* **Short task**
Which lines in the records below contain the word "name"? Copy each one out.

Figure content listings
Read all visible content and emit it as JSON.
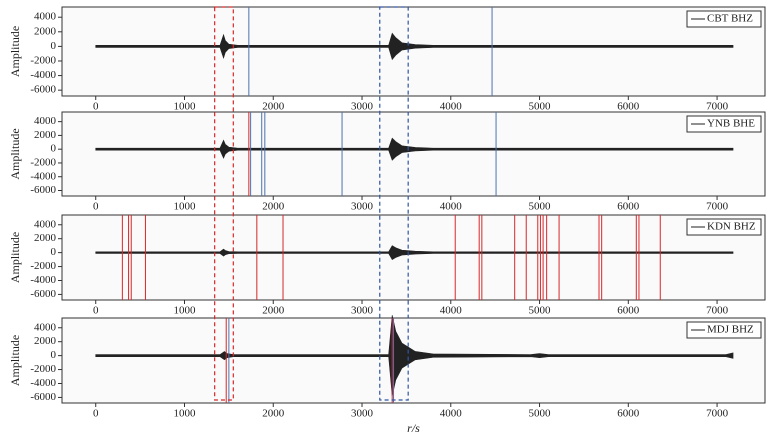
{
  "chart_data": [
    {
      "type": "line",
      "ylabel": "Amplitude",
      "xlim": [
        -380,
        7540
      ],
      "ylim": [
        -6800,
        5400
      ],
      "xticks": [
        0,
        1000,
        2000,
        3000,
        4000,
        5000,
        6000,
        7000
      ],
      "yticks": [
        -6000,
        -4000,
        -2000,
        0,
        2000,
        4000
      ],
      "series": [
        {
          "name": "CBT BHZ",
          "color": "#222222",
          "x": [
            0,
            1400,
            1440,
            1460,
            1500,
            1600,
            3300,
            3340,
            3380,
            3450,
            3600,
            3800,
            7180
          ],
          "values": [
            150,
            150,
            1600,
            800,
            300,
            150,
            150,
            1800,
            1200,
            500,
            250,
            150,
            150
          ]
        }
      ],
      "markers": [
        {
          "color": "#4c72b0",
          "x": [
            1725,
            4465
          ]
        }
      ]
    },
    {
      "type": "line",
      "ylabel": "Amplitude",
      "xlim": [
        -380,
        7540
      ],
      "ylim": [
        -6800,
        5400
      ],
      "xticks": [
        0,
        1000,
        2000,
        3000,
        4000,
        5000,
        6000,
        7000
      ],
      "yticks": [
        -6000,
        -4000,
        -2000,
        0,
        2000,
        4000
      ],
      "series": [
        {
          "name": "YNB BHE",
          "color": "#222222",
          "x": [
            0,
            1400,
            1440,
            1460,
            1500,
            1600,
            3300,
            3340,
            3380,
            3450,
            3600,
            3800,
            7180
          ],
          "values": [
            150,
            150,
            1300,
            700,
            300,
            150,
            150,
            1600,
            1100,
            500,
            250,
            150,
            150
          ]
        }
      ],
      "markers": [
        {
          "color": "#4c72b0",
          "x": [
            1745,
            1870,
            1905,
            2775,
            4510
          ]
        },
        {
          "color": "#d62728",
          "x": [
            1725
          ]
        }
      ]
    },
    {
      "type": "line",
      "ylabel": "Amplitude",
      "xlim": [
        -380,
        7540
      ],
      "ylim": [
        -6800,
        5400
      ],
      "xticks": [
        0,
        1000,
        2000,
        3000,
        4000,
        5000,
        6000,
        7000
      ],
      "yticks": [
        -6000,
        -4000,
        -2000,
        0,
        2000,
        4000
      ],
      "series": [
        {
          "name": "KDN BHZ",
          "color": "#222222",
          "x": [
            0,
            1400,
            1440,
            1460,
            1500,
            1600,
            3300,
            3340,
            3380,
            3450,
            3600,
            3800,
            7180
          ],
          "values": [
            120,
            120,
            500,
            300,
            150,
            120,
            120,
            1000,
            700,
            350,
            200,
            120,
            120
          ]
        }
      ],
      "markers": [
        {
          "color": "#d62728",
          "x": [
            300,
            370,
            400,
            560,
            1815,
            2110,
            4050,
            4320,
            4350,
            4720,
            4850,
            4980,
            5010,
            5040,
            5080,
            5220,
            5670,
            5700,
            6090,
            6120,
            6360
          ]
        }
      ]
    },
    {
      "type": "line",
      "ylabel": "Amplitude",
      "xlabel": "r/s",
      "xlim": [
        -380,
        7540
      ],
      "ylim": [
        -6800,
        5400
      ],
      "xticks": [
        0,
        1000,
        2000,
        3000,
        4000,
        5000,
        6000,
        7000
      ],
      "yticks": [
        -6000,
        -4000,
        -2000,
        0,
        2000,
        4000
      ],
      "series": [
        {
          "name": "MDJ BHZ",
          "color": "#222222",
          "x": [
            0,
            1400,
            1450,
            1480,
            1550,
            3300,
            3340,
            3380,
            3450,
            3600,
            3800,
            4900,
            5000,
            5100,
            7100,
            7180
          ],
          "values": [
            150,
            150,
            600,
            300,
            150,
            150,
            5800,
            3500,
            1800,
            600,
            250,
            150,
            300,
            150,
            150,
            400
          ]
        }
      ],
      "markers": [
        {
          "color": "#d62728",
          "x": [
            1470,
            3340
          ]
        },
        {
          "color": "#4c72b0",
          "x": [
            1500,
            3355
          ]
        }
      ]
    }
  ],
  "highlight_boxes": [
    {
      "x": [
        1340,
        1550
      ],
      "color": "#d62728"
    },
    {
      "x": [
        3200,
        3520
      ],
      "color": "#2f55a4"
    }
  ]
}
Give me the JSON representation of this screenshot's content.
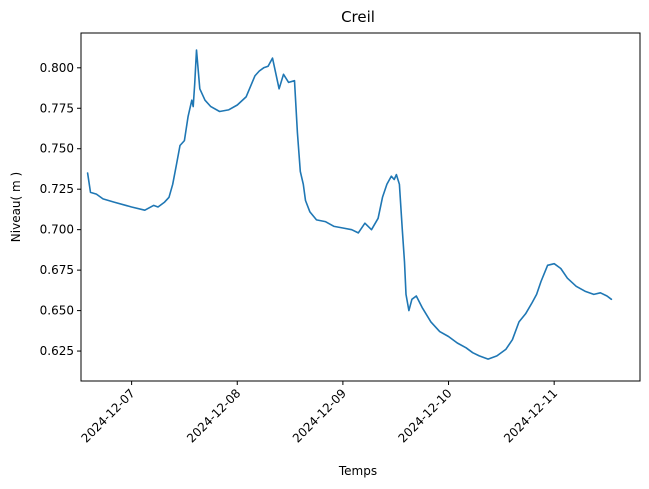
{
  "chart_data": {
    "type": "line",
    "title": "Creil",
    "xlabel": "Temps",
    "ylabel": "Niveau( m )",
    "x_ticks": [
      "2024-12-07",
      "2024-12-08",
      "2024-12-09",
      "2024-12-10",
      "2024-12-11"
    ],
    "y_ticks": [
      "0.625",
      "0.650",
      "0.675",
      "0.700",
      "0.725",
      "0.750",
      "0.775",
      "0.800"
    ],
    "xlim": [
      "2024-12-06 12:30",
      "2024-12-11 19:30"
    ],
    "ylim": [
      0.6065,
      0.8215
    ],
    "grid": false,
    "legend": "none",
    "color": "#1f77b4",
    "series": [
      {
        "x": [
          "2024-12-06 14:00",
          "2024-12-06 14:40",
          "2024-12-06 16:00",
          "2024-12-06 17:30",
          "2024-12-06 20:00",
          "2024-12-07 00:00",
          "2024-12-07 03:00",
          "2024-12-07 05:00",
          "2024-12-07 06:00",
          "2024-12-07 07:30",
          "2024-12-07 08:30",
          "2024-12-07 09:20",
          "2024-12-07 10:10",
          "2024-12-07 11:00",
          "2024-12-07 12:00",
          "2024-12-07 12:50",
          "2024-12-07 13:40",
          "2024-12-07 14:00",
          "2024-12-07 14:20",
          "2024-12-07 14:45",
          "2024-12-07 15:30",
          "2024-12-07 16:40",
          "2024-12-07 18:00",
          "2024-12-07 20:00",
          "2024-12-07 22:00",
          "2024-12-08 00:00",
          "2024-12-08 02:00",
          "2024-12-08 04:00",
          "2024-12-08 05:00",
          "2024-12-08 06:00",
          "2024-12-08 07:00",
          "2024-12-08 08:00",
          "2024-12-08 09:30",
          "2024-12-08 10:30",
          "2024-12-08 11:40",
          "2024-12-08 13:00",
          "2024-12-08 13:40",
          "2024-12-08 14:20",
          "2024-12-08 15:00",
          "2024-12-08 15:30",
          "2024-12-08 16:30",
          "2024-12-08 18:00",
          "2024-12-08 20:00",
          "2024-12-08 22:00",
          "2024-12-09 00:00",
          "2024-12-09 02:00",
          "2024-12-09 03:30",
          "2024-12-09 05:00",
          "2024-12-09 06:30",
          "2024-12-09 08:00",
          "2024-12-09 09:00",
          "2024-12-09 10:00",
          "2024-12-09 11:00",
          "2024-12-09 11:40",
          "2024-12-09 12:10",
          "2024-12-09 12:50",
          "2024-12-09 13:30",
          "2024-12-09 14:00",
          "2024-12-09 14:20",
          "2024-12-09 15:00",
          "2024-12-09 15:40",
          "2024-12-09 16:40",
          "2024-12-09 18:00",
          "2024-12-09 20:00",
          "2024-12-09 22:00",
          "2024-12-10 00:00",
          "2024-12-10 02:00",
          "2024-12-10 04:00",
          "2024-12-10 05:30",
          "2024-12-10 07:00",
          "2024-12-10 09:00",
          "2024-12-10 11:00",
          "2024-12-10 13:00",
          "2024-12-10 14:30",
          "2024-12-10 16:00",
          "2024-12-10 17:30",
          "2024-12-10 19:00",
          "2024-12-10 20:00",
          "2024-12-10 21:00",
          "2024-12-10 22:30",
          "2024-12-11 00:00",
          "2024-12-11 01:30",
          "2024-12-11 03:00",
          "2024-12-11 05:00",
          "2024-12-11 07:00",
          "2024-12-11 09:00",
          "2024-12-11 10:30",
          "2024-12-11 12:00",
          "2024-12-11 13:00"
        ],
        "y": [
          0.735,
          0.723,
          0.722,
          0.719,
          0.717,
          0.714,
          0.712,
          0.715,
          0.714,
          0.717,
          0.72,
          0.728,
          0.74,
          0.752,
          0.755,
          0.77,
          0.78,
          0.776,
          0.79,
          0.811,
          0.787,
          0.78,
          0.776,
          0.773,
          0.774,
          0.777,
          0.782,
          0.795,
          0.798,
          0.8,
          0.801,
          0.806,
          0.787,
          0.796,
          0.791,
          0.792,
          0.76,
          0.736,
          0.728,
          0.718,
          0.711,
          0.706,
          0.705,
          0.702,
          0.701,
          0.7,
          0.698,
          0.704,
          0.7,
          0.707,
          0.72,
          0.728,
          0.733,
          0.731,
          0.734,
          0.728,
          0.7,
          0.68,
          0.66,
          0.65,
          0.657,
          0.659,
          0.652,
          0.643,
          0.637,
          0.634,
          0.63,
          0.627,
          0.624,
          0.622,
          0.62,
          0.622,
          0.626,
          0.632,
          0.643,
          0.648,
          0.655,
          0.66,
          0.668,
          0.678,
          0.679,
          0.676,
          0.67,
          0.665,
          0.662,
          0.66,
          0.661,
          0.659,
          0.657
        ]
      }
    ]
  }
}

---

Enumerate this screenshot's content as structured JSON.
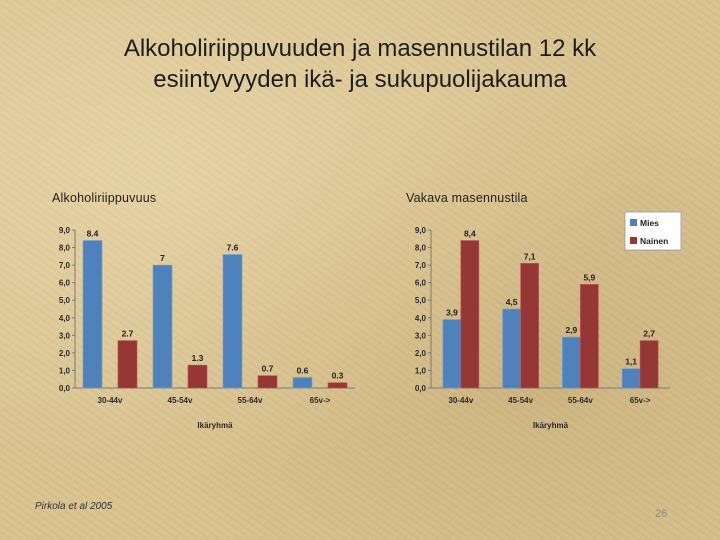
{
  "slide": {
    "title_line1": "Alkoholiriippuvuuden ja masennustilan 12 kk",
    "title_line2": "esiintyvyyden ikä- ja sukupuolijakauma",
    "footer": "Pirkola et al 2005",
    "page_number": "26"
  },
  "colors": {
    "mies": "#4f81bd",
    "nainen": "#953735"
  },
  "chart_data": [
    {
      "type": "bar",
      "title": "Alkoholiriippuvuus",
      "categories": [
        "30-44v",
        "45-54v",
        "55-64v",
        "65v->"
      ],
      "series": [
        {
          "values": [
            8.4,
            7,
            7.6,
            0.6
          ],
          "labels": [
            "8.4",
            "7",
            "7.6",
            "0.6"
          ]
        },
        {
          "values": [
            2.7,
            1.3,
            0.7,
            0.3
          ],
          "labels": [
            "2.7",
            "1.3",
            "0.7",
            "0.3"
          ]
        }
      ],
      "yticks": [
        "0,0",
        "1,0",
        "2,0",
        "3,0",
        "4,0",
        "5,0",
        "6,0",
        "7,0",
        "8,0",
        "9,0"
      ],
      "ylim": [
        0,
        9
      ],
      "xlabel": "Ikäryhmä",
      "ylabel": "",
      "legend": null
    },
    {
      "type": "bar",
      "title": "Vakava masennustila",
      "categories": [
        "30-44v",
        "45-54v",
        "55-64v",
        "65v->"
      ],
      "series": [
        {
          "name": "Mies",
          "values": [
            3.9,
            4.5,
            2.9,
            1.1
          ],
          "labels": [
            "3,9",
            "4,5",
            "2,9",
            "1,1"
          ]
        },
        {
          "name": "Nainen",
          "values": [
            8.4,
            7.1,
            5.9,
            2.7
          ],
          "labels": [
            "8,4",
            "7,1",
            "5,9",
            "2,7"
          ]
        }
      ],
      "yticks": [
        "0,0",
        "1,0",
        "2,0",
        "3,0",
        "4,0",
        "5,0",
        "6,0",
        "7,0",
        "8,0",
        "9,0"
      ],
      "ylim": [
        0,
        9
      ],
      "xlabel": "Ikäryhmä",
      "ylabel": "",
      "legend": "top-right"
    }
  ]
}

...

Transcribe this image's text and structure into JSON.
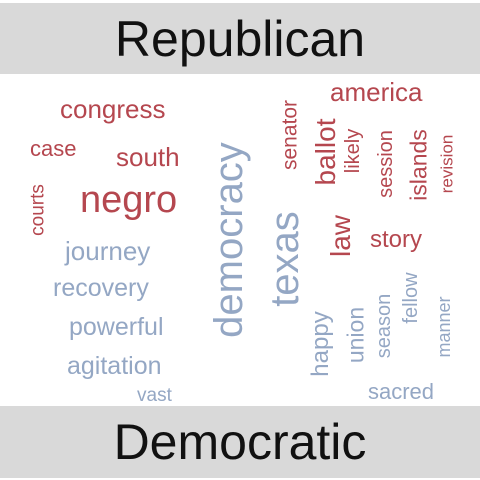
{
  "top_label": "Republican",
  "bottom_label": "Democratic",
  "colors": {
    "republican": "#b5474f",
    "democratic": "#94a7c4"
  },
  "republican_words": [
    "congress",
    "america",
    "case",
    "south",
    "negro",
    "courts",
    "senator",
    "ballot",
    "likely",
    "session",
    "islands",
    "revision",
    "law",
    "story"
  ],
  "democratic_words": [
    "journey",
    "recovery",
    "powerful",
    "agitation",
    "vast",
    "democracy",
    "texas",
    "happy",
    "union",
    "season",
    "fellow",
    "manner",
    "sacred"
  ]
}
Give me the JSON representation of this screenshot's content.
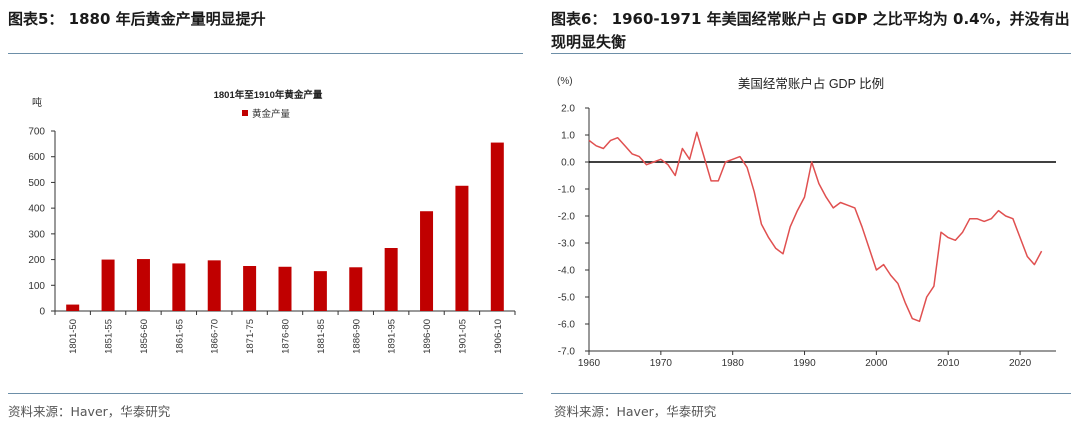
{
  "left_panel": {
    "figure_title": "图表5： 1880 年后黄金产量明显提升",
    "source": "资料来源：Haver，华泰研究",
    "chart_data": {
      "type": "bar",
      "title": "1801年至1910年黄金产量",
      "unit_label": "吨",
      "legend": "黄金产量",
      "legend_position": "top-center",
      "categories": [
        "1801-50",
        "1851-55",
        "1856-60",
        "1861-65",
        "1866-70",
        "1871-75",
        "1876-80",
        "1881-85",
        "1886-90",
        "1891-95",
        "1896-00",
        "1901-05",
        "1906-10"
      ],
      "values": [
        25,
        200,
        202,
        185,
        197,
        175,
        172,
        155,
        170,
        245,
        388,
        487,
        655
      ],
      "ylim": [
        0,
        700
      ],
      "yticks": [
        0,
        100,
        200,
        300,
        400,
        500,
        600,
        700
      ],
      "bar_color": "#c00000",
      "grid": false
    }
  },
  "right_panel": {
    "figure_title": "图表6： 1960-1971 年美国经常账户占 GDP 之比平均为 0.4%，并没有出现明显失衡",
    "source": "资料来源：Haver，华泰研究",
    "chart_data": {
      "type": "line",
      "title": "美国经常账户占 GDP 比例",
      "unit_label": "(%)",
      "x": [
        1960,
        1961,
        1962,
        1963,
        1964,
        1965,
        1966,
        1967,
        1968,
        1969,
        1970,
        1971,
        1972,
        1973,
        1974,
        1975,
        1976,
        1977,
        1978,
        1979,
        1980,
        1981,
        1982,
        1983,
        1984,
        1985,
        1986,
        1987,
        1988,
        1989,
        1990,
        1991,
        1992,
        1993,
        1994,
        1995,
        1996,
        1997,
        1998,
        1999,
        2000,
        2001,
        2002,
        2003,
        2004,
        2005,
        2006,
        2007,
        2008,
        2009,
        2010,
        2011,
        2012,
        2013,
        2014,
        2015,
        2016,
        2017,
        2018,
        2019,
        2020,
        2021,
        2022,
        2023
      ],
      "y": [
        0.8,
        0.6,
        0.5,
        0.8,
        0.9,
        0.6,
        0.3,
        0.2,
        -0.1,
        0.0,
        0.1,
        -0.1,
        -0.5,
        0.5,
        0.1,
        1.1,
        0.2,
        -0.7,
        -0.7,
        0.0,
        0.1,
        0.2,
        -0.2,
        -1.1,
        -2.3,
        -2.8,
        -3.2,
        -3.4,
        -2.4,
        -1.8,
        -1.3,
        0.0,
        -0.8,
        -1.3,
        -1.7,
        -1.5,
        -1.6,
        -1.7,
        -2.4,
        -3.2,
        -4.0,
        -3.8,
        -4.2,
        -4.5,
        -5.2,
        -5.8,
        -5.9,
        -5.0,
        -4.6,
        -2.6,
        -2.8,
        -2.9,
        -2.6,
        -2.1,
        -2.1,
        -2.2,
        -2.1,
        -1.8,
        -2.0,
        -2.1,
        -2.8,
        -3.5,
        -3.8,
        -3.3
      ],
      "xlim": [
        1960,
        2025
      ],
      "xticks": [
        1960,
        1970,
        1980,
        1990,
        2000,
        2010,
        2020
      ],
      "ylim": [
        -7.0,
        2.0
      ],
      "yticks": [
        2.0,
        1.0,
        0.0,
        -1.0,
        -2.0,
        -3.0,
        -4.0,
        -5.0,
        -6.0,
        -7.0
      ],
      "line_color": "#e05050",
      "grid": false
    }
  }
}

* **The completed task**
          "name": "CBT BHZ",
          "name": "YNB BHE",
          "name": "KDN BHZ",
          "name": "MDJ BHZ",
          "name": "Mies",
          "name": "Nainen",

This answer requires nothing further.